[Start GIVEN ENTRIES]
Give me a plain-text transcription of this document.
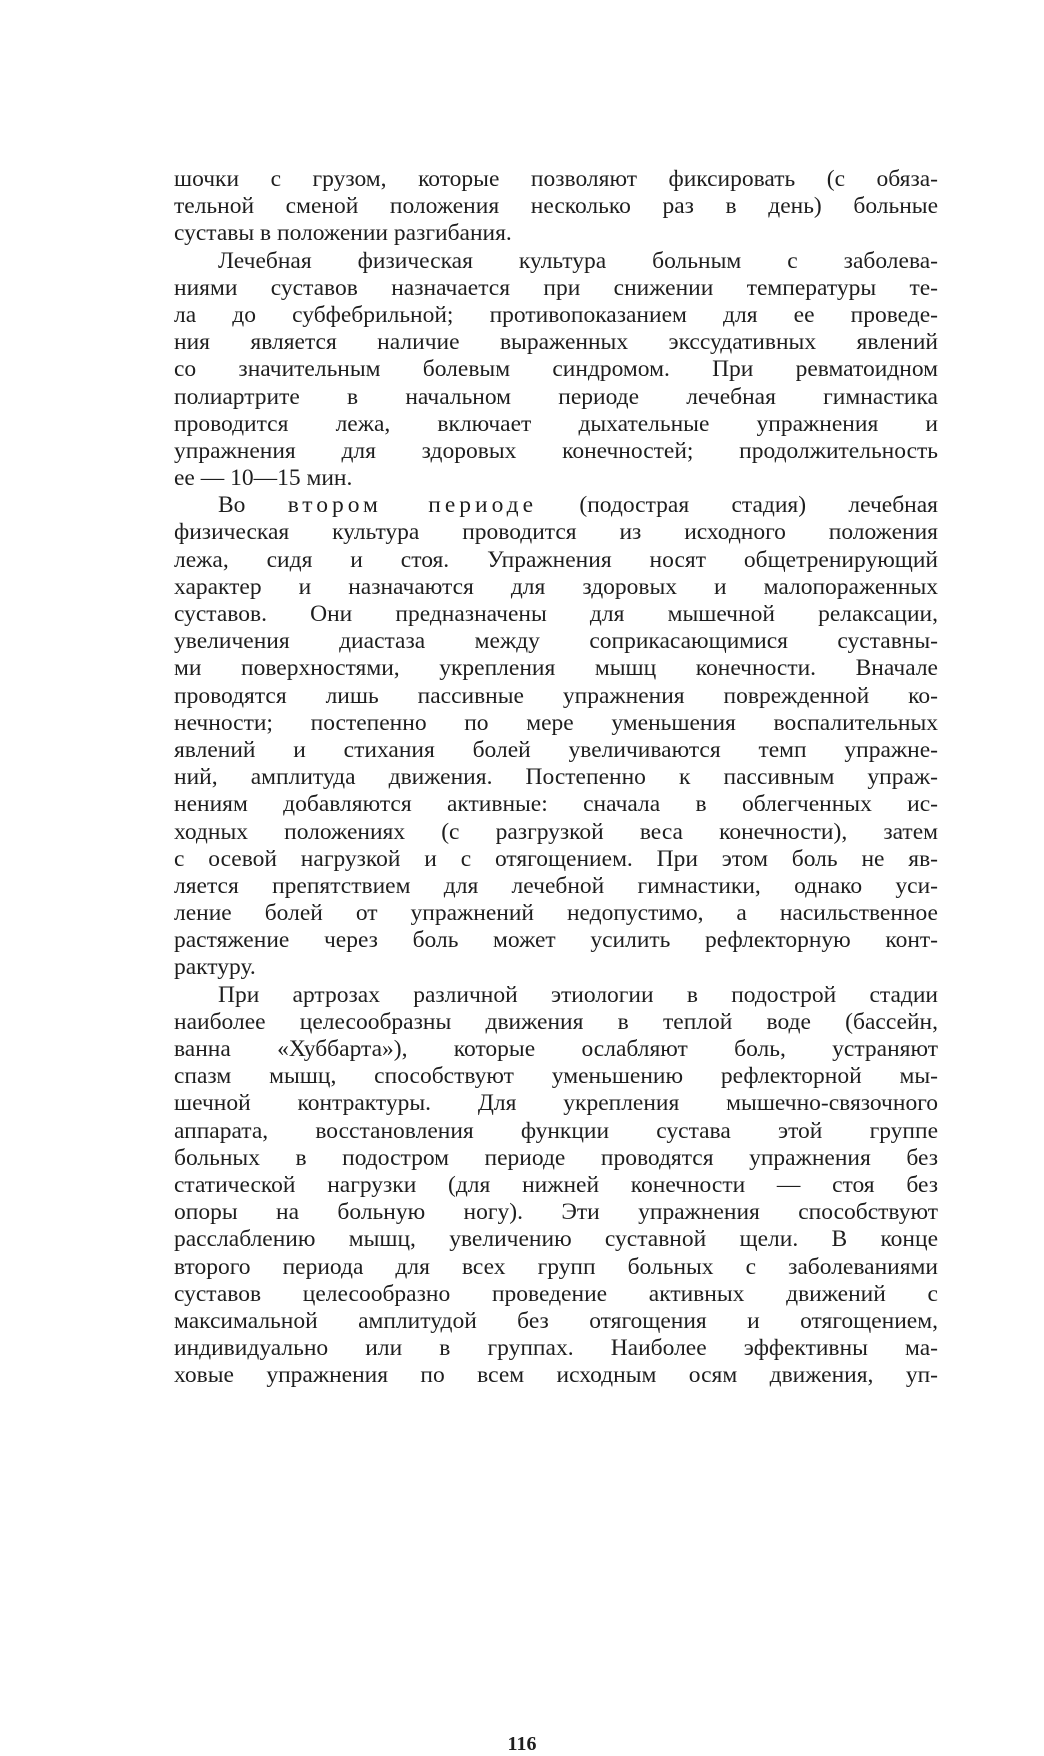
шочки с грузом, которые позволяют фиксировать (с обяза-
тельной сменой положения несколько раз в день) больные
суставы в положении разгибания.
Лечебная физическая культура больным с заболева-
ниями суставов назначается при снижении температуры те-
ла до субфебрильной; противопоказанием для ее проведе-
ния является наличие выраженных экссудативных явлений
со значительным болевым синдромом. При ревматоидном
полиартрите в начальном периоде лечебная гимнастика
проводится лежа, включает дыхательные упражнения и
упражнения для здоровых конечностей; продолжительность
ее — 10—15 мин.
Во втором периоде (подострая стадия) лечебная
физическая культура проводится из исходного положения
лежа, сидя и стоя. Упражнения носят общетренирующий
характер и назначаются для здоровых и малопораженных
суставов. Они предназначены для мышечной релаксации,
увеличения диастаза между соприкасающимися суставны-
ми поверхностями, укрепления мышц конечности. Вначале
проводятся лишь пассивные упражнения поврежденной ко-
нечности; постепенно по мере уменьшения воспалительных
явлений и стихания болей увеличиваются темп упражне-
ний, амплитуда движения. Постепенно к пассивным упраж-
нениям добавляются активные: сначала в облегченных ис-
ходных положениях (с разгрузкой веса конечности), затем
с осевой нагрузкой и с отягощением. При этом боль не яв-
ляется препятствием для лечебной гимнастики, однако уси-
ление болей от упражнений недопустимо, а насильственное
растяжение через боль может усилить рефлекторную конт-
рактуру.
При артрозах различной этиологии в подострой стадии
наиболее целесообразны движения в теплой воде (бассейн,
ванна «Хуббарта»), которые ослабляют боль, устраняют
спазм мышц, способствуют уменьшению рефлекторной мы-
шечной контрактуры. Для укрепления мышечно-связочного
аппарата, восстановления функции сустава этой группе
больных в подостром периоде проводятся упражнения без
статической нагрузки (для нижней конечности — стоя без
опоры на больную ногу). Эти упражнения способствуют
расслаблению мышц, увеличению суставной щели. В конце
второго периода для всех групп больных с заболеваниями
суставов целесообразно проведение активных движений с
максимальной амплитудой без отягощения и отягощением,
индивидуально или в группах. Наиболее эффективны ма-
ховые упражнения по всем исходным осям движения, уп-
116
[End GIVEN ENTRIES]
*WHAT YOU SHOULD DO*: Each line above that includes "периоде" counts once; state the total and nothing more.

*OUTPUT FOR THIS EXERCISE*: 3